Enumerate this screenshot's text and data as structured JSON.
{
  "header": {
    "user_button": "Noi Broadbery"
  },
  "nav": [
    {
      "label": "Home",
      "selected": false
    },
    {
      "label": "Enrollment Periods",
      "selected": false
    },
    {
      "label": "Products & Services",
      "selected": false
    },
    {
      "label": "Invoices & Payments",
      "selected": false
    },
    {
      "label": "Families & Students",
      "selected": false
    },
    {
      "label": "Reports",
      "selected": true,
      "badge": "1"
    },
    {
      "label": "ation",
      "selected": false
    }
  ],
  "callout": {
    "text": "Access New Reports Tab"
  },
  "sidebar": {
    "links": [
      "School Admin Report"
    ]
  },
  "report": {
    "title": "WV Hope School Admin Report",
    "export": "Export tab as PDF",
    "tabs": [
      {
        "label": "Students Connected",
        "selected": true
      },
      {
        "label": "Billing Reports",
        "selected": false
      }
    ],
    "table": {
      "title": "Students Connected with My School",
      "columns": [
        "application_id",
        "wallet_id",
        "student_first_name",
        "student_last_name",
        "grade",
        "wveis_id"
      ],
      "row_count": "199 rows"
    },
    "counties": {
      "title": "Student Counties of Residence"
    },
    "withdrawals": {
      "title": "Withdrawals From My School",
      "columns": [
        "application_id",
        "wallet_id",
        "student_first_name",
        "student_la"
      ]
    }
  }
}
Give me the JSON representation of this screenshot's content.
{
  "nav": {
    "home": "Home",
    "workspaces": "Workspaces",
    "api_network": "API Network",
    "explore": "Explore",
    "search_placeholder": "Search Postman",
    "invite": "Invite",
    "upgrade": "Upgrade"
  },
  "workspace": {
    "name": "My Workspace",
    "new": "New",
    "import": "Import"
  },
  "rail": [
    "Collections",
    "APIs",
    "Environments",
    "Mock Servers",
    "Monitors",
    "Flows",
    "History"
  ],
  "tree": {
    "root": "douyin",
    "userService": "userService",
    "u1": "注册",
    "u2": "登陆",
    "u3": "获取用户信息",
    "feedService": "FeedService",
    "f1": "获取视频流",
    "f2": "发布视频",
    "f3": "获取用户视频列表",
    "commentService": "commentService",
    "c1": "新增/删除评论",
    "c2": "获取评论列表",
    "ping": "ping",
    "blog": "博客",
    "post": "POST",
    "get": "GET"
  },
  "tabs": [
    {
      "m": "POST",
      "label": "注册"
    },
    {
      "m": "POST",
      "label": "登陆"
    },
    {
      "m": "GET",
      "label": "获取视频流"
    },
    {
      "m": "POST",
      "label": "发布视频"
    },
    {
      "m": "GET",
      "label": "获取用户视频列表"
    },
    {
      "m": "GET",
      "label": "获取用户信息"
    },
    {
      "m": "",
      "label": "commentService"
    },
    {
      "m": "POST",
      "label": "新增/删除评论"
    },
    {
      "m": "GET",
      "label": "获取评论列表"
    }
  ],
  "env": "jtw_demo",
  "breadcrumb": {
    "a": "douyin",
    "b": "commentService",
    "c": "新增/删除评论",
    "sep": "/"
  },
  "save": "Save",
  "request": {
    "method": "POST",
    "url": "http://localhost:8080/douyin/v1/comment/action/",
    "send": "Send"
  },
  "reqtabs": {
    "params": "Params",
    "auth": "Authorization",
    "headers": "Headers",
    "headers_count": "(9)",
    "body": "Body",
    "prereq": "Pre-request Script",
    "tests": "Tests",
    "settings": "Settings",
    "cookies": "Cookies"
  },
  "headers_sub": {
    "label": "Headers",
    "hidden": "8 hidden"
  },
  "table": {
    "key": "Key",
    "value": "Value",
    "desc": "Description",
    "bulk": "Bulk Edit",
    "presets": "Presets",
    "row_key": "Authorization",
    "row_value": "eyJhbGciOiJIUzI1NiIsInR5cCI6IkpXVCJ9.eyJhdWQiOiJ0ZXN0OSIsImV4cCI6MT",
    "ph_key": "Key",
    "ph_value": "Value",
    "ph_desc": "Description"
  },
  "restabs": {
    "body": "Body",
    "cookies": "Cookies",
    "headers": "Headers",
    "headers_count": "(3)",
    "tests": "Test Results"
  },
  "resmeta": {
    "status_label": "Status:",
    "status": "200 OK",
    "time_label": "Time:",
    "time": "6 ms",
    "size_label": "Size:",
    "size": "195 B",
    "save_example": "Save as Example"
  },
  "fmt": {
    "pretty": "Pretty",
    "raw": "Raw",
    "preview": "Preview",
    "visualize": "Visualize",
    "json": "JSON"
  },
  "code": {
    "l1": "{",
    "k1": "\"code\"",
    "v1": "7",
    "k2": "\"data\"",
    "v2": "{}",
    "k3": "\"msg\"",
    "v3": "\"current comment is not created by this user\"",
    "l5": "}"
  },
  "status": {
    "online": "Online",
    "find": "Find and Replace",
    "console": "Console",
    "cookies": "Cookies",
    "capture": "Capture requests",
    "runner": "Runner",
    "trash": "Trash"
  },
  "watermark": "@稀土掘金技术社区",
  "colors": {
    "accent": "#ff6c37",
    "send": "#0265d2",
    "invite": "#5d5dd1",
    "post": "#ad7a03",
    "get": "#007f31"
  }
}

Requirements
Go over the data above and copy every line that has the word "commentService" in it.

The output
    "commentService": "commentService",
      "label": "commentService"
    "b": "commentService",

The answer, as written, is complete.